#### Record list

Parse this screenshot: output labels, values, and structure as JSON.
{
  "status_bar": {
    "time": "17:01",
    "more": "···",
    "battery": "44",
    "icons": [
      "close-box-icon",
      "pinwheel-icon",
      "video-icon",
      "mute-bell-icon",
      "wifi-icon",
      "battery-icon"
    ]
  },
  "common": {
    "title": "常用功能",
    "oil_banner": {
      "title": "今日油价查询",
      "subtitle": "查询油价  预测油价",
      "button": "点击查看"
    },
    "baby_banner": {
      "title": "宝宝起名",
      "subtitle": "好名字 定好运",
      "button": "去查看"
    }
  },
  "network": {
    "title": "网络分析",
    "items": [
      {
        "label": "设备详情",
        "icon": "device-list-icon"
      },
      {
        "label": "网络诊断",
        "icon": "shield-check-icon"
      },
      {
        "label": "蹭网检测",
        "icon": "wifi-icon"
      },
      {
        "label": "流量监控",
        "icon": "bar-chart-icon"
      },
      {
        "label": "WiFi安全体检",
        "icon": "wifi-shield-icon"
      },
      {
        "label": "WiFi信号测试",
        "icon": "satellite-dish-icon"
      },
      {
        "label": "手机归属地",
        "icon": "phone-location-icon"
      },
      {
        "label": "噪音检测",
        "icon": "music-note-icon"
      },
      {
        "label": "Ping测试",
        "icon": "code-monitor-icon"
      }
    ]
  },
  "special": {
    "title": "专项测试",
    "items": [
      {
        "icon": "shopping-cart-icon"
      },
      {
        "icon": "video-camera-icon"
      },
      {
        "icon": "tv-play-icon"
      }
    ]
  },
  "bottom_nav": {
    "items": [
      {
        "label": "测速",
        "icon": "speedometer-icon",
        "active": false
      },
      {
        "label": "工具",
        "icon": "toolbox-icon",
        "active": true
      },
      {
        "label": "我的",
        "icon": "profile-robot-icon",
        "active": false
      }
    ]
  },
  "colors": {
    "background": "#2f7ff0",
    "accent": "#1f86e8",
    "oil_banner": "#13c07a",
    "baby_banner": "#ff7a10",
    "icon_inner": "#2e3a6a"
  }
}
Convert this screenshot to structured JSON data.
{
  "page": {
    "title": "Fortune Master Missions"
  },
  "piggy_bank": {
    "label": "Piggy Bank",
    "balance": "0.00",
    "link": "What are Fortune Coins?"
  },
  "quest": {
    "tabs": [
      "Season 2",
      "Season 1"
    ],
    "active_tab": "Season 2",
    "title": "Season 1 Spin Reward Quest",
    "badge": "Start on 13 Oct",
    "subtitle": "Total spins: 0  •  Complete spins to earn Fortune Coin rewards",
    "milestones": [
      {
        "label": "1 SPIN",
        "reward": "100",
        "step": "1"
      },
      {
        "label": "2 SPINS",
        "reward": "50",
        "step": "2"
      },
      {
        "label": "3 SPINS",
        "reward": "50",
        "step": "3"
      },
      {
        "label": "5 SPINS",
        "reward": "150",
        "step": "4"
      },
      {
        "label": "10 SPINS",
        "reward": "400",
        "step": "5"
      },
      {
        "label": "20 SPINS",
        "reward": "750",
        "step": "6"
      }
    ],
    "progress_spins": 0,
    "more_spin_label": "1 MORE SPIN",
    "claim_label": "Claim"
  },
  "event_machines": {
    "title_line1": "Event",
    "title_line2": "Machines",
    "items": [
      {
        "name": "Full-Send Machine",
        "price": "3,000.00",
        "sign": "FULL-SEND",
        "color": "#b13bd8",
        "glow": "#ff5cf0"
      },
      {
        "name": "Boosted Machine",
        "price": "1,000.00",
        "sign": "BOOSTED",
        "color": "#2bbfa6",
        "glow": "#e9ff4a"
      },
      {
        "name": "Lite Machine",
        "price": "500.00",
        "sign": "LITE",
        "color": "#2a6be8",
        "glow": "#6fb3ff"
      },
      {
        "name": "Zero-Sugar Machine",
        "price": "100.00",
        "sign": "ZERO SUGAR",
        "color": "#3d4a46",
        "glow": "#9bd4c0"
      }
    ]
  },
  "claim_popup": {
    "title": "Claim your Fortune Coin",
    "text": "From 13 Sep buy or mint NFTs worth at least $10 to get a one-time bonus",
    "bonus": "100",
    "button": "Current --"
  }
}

########

_Exercise objective_
Write out the material exactly as given.

_Output for this exercise_
Parse this screenshot: output labels, values, and structure as JSON.
{
  "status_bar": {
    "time": "17:01",
    "more": "···",
    "battery": "44",
    "icons": [
      "close-box-icon",
      "pinwheel-icon",
      "video-icon",
      "mute-bell-icon",
      "wifi-icon",
      "battery-icon"
    ]
  },
  "common": {
    "title": "常用功能",
    "oil_banner": {
      "title": "今日油价查询",
      "subtitle": "查询油价  预测油价",
      "button": "点击查看"
    },
    "baby_banner": {
      "title": "宝宝起名",
      "subtitle": "好名字 定好运",
      "button": "去查看"
    }
  },
  "network": {
    "title": "网络分析",
    "items": [
      {
        "label": "设备详情",
        "icon": "device-list-icon"
      },
      {
        "label": "网络诊断",
        "icon": "shield-check-icon"
      },
      {
        "label": "蹭网检测",
        "icon": "wifi-icon"
      },
      {
        "label": "流量监控",
        "icon": "bar-chart-icon"
      },
      {
        "label": "WiFi安全体检",
        "icon": "wifi-shield-icon"
      },
      {
        "label": "WiFi信号测试",
        "icon": "satellite-dish-icon"
      },
      {
        "label": "手机归属地",
        "icon": "phone-location-icon"
      },
      {
        "label": "噪音检测",
        "icon": "music-note-icon"
      },
      {
        "label": "Ping测试",
        "icon": "code-monitor-icon"
      }
    ]
  },
  "special": {
    "title": "专项测试",
    "items": [
      {
        "icon": "shopping-cart-icon"
      },
      {
        "icon": "video-camera-icon"
      },
      {
        "icon": "tv-play-icon"
      }
    ]
  },
  "bottom_nav": {
    "items": [
      {
        "label": "测速",
        "icon": "speedometer-icon",
        "active": false
      },
      {
        "label": "工具",
        "icon": "toolbox-icon",
        "active": true
      },
      {
        "label": "我的",
        "icon": "profile-robot-icon",
        "active": false
      }
    ]
  },
  "colors": {
    "background": "#2f7ff0",
    "accent": "#1f86e8",
    "oil_banner": "#13c07a",
    "baby_banner": "#ff7a10",
    "icon_inner": "#2e3a6a"
  }
}
Convert this screenshot to structured JSON data.
{
  "page": {
    "title": "Fortune Master Missions"
  },
  "piggy_bank": {
    "label": "Piggy Bank",
    "balance": "0.00",
    "link": "What are Fortune Coins?"
  },
  "quest": {
    "tabs": [
      "Season 2",
      "Season 1"
    ],
    "active_tab": "Season 2",
    "title": "Season 1 Spin Reward Quest",
    "badge": "Start on 13 Oct",
    "subtitle": "Total spins: 0  •  Complete spins to earn Fortune Coin rewards",
    "milestones": [
      {
        "label": "1 SPIN",
        "reward": "100",
        "step": "1"
      },
      {
        "label": "2 SPINS",
        "reward": "50",
        "step": "2"
      },
      {
        "label": "3 SPINS",
        "reward": "50",
        "step": "3"
      },
      {
        "label": "5 SPINS",
        "reward": "150",
        "step": "4"
      },
      {
        "label": "10 SPINS",
        "reward": "400",
        "step": "5"
      },
      {
        "label": "20 SPINS",
        "reward": "750",
        "step": "6"
      }
    ],
    "progress_spins": 0,
    "more_spin_label": "1 MORE SPIN",
    "claim_label": "Claim"
  },
  "event_machines": {
    "title_line1": "Event",
    "title_line2": "Machines",
    "items": [
      {
        "name": "Full-Send Machine",
        "price": "3,000.00",
        "sign": "FULL-SEND",
        "color": "#b13bd8",
        "glow": "#ff5cf0"
      },
      {
        "name": "Boosted Machine",
        "price": "1,000.00",
        "sign": "BOOSTED",
        "color": "#2bbfa6",
        "glow": "#e9ff4a"
      },
      {
        "name": "Lite Machine",
        "price": "500.00",
        "sign": "LITE",
        "color": "#2a6be8",
        "glow": "#6fb3ff"
      },
      {
        "name": "Zero-Sugar Machine",
        "price": "100.00",
        "sign": "ZERO SUGAR",
        "color": "#3d4a46",
        "glow": "#9bd4c0"
      }
    ]
  },
  "claim_popup": {
    "title": "Claim your Fortune Coin",
    "text": "From 13 Sep buy or mint NFTs worth at least $10 to get a one-time bonus",
    "bonus": "100",
    "button": "Current --"
  }
}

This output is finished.